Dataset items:
-- Start --
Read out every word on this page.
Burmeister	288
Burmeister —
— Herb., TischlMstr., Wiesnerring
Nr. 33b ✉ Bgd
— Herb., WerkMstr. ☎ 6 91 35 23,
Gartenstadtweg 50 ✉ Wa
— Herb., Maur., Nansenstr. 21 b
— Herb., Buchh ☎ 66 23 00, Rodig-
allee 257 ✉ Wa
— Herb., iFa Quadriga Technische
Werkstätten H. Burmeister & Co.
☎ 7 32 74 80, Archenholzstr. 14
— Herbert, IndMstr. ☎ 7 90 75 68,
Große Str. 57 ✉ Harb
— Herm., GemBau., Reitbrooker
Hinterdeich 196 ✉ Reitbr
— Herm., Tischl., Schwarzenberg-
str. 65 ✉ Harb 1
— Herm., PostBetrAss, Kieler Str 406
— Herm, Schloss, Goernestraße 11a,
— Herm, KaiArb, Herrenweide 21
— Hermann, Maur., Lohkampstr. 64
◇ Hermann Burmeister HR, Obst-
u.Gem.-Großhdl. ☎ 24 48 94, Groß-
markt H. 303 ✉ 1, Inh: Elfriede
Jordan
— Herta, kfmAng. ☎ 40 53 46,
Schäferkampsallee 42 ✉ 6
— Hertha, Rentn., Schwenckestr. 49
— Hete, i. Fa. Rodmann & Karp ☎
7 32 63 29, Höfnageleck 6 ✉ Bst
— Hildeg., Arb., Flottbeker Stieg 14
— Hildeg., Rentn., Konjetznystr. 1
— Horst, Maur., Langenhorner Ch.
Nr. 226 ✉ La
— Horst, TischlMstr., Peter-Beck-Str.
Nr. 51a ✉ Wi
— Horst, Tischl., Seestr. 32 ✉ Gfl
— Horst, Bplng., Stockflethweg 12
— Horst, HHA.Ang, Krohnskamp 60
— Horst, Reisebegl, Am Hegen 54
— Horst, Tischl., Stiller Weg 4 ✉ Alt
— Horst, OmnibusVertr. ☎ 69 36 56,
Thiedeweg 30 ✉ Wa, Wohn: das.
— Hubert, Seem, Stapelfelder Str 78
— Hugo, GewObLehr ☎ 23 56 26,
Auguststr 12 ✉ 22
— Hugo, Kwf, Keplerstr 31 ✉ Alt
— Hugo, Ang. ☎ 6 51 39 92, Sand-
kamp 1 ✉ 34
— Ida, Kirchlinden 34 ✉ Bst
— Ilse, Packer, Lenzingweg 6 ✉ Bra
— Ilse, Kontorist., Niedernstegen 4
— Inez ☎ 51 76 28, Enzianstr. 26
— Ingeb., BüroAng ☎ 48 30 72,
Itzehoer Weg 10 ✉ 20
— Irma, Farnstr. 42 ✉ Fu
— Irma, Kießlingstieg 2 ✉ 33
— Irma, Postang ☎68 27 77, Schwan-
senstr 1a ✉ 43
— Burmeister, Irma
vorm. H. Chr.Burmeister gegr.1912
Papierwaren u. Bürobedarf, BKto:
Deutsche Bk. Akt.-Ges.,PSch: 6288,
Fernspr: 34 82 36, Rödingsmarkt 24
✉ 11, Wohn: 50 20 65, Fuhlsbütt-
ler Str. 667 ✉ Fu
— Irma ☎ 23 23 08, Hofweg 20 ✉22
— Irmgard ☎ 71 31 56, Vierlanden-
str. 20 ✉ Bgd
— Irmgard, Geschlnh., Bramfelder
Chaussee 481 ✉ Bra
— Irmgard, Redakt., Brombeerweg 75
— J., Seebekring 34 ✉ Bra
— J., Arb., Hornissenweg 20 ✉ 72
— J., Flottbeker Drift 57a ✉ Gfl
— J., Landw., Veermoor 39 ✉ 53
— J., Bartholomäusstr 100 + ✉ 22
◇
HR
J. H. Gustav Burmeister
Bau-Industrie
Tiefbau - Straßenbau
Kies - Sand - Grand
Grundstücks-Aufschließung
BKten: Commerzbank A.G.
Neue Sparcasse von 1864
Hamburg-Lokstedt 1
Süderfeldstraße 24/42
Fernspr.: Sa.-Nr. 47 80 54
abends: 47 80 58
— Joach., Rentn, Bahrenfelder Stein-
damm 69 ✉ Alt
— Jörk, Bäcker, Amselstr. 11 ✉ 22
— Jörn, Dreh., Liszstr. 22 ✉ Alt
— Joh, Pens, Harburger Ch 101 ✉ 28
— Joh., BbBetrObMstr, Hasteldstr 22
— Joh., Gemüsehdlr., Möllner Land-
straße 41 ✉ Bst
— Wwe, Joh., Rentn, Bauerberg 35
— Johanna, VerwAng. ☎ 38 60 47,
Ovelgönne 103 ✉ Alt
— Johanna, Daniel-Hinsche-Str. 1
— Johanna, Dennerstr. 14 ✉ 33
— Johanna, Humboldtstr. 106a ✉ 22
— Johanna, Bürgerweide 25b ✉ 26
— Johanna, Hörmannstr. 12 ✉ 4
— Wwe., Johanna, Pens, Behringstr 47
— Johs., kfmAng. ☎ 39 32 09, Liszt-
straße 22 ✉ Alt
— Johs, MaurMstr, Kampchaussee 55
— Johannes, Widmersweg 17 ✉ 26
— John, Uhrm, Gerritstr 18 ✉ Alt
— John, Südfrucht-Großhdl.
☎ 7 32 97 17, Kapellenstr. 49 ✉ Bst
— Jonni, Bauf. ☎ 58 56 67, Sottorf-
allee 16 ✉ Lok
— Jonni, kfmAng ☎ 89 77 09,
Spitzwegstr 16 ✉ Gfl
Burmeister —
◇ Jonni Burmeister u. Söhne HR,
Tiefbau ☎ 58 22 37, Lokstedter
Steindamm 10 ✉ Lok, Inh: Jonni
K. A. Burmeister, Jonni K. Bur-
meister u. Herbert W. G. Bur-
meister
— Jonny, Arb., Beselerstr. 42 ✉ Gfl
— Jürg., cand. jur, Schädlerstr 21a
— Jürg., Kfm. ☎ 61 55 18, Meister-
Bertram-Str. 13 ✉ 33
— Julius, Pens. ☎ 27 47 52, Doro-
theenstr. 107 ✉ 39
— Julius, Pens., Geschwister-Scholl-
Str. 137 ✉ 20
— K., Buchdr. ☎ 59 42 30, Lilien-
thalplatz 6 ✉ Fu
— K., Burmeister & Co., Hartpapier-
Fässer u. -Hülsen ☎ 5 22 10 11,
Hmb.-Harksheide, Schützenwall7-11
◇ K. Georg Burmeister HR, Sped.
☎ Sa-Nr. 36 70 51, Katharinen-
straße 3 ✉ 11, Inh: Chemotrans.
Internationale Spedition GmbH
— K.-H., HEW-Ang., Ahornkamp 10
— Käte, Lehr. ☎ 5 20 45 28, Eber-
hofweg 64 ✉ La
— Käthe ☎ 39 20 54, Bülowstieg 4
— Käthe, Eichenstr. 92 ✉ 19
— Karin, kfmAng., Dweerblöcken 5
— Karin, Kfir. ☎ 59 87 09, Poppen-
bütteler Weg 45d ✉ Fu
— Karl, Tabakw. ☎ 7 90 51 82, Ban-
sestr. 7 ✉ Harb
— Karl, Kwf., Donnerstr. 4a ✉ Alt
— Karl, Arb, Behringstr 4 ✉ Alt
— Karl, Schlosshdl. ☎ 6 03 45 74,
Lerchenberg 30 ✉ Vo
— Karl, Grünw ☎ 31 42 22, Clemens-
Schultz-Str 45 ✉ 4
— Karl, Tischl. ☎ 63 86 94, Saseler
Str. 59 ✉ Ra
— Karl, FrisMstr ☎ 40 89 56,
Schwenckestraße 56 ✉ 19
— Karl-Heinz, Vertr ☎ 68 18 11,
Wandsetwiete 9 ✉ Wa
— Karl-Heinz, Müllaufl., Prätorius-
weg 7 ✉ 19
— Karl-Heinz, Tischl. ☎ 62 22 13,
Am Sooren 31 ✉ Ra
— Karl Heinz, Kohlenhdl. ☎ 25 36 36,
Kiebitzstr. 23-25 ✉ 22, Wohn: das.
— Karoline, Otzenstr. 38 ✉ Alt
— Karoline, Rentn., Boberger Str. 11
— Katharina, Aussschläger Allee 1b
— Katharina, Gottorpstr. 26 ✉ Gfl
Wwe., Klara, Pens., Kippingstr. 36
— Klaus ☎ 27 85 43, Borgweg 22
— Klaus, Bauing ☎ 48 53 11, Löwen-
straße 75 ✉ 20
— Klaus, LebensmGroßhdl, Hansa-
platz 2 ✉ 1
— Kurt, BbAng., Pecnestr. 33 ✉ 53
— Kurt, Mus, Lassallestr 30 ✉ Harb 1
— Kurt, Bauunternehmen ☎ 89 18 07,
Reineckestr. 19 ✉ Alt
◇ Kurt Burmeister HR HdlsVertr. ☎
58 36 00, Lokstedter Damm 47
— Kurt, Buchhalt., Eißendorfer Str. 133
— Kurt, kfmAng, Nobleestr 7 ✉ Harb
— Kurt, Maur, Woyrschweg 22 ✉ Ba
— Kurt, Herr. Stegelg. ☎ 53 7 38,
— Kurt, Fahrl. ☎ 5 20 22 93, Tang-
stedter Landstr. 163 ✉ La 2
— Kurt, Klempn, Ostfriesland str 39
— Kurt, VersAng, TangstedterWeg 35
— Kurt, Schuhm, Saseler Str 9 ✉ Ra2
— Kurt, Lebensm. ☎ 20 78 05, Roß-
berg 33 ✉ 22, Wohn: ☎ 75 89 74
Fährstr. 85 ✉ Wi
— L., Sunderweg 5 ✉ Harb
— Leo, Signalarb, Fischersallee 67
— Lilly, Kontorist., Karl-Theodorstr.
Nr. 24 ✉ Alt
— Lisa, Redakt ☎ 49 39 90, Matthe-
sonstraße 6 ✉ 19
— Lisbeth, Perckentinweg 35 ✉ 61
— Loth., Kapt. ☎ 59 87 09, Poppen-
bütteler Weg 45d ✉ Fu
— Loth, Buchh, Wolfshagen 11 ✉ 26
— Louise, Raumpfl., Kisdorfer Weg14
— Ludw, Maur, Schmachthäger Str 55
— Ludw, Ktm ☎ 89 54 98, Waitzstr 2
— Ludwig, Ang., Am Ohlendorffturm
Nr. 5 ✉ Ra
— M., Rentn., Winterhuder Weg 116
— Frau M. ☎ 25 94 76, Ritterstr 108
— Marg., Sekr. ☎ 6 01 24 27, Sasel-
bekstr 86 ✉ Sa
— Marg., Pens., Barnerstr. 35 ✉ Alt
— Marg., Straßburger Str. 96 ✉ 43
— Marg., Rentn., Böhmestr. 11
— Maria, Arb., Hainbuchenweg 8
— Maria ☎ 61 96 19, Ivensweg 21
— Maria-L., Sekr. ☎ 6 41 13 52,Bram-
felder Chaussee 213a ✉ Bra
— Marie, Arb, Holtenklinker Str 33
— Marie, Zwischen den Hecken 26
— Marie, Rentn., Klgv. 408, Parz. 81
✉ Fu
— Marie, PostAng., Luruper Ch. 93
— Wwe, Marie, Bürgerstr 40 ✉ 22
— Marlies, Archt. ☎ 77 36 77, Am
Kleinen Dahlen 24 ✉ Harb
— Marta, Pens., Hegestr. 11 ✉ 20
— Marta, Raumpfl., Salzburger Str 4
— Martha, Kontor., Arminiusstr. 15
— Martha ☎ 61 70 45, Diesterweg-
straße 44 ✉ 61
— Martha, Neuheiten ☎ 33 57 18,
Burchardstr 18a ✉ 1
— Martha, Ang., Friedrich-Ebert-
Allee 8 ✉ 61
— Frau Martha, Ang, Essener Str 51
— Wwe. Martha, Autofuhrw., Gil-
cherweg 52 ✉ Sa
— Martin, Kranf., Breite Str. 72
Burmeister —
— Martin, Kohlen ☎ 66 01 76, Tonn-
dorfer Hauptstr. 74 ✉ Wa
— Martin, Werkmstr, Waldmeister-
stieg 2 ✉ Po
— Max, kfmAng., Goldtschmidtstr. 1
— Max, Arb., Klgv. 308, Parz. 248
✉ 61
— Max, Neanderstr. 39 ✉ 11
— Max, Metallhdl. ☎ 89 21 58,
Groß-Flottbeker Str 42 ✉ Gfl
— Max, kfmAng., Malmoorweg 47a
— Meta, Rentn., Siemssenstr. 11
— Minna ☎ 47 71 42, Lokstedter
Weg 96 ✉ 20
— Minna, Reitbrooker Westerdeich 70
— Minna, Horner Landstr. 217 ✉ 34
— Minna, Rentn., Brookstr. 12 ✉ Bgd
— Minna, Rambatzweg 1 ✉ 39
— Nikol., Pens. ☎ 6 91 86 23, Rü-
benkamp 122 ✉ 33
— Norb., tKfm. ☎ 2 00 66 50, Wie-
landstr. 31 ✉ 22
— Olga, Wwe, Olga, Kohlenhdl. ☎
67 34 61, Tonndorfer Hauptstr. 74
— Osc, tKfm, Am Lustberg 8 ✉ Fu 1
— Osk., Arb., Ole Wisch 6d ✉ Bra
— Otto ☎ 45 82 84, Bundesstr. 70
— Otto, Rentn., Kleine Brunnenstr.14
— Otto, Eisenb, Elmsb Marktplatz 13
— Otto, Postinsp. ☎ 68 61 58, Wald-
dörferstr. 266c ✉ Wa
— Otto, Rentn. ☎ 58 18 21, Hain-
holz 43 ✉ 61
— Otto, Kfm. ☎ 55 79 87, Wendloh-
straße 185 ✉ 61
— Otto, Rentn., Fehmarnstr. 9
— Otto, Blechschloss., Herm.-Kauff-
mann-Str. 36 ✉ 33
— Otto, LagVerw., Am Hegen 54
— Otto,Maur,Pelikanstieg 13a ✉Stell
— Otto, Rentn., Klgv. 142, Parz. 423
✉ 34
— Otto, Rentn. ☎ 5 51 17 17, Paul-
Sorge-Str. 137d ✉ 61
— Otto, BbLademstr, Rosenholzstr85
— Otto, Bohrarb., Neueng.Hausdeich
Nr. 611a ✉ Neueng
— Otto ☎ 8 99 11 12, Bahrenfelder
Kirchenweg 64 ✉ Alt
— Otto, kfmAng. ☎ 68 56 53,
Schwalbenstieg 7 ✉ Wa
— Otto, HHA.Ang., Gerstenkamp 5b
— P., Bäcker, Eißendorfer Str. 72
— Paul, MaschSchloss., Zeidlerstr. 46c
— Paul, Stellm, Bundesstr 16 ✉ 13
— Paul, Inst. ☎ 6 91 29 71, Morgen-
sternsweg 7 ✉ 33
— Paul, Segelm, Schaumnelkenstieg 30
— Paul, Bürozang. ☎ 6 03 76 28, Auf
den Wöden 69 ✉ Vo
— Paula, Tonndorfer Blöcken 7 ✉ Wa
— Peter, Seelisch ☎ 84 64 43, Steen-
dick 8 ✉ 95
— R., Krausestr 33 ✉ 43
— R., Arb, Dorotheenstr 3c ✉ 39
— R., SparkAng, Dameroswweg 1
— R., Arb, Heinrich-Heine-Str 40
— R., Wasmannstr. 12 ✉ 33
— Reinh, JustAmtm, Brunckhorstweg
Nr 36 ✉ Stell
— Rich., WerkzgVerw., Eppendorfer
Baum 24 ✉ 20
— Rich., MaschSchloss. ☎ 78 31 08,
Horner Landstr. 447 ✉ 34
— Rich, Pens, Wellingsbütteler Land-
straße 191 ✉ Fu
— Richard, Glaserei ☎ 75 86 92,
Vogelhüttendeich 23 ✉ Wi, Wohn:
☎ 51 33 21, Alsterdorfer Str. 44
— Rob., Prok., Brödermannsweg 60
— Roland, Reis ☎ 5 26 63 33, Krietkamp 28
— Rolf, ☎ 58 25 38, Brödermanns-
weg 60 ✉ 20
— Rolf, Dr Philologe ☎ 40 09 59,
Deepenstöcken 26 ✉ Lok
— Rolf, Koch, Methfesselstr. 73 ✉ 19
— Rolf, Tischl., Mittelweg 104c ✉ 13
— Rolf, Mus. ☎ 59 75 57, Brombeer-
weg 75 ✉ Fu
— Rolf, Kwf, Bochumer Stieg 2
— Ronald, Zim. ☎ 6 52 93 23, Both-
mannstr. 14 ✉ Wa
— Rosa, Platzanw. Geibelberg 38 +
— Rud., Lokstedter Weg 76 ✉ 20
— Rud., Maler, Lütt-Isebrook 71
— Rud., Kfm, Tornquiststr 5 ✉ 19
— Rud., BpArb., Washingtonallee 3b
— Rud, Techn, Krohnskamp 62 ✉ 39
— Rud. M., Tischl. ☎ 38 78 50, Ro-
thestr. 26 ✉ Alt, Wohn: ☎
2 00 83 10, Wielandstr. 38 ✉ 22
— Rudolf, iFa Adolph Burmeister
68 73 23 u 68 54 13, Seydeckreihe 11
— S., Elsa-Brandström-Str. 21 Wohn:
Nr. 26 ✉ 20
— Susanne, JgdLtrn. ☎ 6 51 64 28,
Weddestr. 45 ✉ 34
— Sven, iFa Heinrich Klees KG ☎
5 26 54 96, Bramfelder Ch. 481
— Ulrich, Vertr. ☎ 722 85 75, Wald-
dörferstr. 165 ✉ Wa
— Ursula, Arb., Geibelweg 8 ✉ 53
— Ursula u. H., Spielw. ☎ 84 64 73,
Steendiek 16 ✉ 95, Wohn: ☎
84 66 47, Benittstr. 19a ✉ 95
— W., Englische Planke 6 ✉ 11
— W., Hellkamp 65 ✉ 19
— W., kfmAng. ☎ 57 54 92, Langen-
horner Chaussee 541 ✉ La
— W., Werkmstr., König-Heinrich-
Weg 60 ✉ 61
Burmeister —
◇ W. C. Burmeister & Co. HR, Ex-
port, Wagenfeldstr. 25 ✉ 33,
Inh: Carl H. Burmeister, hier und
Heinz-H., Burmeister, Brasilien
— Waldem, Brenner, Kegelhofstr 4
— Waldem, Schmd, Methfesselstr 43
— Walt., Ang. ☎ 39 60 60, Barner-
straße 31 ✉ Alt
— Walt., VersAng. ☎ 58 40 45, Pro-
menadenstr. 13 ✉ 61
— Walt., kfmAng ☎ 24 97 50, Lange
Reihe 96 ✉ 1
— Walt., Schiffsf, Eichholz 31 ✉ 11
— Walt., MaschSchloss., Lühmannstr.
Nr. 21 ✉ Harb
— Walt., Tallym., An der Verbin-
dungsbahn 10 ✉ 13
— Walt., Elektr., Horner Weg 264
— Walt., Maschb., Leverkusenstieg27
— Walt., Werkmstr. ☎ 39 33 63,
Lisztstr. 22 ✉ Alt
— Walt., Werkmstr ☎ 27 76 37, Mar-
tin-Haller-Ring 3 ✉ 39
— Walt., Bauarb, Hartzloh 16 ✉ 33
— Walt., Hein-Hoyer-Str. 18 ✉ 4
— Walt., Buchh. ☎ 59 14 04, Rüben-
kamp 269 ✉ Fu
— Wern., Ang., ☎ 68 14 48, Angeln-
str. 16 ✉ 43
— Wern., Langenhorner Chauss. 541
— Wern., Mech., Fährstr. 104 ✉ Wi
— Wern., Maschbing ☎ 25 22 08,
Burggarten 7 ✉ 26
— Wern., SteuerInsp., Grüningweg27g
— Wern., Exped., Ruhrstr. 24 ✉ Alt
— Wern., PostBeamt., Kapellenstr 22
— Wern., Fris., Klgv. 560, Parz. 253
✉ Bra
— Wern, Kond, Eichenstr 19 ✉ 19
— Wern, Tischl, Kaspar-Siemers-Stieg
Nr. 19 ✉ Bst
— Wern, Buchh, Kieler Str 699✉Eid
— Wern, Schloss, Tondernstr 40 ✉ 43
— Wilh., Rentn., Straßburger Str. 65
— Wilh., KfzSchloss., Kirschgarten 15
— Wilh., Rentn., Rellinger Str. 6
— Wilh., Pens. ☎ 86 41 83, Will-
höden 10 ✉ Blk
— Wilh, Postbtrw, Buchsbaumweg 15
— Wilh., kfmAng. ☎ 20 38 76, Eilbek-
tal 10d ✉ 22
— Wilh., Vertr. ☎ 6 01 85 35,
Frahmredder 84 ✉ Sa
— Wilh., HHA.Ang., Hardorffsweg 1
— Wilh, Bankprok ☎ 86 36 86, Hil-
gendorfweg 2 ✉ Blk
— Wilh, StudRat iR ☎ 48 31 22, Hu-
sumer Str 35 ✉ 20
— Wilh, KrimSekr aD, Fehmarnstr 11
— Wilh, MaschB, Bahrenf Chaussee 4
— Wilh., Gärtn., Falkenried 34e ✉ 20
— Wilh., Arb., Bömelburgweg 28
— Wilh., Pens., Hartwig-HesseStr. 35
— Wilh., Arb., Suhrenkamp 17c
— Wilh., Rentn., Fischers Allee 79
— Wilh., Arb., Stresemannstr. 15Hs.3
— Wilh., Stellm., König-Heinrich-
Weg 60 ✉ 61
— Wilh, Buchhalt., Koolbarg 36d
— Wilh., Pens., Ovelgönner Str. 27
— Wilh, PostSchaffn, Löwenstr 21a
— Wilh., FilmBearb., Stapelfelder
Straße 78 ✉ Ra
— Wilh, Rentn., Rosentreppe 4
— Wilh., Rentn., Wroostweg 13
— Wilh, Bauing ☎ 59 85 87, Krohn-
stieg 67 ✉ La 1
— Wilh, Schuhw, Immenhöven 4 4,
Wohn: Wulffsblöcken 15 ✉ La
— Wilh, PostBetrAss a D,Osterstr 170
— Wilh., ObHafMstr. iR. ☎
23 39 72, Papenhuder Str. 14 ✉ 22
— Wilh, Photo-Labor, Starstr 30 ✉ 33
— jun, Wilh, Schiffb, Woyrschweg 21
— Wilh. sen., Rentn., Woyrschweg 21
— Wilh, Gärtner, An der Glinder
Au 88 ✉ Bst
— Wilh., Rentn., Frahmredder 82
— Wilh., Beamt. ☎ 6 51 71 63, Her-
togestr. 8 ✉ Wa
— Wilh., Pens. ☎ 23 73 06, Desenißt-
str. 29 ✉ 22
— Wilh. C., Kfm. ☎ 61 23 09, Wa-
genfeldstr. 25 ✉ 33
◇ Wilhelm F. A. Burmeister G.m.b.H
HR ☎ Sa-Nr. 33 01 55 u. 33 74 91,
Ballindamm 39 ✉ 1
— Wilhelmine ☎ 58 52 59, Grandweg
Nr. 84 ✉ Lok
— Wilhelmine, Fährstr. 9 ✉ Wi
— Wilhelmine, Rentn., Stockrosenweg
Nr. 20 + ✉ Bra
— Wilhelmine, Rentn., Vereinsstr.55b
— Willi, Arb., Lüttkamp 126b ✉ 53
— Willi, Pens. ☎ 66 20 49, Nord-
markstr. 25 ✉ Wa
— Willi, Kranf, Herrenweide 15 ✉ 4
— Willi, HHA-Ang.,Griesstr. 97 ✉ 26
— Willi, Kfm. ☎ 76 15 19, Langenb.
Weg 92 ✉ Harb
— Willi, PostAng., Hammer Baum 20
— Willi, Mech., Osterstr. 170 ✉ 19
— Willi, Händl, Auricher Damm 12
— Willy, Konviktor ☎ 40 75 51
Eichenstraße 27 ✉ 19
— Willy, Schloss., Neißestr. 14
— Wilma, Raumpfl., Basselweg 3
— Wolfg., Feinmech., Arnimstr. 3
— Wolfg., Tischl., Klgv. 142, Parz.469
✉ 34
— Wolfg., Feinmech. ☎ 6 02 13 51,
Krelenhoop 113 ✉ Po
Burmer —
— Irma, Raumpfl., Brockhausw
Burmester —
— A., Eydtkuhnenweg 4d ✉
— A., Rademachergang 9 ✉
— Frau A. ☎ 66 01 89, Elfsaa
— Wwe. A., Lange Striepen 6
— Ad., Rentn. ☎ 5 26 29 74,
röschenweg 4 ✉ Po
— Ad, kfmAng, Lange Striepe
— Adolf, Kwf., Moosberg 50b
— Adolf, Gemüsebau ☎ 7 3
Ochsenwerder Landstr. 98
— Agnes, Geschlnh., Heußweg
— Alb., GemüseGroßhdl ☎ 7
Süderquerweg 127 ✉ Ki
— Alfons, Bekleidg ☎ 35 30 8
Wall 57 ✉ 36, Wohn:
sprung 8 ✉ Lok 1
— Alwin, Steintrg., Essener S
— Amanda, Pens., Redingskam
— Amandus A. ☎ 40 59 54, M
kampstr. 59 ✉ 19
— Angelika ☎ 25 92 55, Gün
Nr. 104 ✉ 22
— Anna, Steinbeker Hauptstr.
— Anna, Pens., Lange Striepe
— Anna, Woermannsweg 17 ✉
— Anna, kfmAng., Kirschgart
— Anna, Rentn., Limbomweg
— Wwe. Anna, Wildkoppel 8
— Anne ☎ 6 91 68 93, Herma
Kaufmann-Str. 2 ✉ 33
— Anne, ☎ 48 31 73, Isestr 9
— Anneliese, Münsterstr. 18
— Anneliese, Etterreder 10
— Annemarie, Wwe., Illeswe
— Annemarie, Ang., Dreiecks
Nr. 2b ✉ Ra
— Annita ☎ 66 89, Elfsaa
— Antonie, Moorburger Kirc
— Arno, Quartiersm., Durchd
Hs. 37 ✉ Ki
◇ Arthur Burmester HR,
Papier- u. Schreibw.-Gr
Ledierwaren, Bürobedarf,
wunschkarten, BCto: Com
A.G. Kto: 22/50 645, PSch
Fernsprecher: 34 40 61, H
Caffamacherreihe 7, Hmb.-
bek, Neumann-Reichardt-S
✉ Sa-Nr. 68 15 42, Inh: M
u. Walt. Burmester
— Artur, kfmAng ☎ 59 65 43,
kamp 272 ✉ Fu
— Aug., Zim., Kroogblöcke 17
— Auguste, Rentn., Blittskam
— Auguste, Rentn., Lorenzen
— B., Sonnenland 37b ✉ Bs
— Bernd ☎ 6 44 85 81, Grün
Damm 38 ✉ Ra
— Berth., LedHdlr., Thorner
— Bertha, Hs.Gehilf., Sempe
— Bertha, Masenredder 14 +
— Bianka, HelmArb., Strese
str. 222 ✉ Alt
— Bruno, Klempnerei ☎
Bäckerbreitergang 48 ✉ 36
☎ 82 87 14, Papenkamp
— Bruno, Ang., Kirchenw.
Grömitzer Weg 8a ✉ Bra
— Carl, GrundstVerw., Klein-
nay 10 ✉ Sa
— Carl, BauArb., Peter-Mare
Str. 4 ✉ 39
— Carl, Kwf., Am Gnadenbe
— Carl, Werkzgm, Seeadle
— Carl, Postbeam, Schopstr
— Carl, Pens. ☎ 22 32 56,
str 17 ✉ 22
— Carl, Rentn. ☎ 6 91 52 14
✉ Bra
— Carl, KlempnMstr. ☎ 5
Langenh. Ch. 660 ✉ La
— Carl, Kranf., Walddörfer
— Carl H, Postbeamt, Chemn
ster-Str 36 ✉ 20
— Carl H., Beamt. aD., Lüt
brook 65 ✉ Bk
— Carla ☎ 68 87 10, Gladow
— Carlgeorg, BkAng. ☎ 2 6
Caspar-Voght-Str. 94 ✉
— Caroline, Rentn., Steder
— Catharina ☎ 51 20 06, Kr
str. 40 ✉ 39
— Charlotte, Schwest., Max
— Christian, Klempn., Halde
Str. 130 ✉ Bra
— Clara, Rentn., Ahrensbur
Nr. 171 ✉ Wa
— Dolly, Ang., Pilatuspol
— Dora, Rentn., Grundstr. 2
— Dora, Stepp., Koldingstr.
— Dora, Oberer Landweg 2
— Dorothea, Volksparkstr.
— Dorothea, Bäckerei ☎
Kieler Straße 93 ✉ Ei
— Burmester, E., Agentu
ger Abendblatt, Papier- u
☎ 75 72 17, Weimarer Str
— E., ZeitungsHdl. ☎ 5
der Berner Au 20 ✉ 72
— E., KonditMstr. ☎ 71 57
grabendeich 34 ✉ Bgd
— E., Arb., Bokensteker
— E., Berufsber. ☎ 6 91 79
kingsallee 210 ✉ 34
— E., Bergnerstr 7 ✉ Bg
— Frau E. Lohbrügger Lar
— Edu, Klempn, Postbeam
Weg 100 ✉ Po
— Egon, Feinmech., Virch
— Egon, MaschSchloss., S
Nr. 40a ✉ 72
-- End --
◆ Work to do
Look through the entries and find each line that has the string "Waldem". Copy those lines.

◆ Response for this exercise
— Waldem, Brenner, Kegelhofstr 4
— Waldem, Schmd, Methfesselstr 43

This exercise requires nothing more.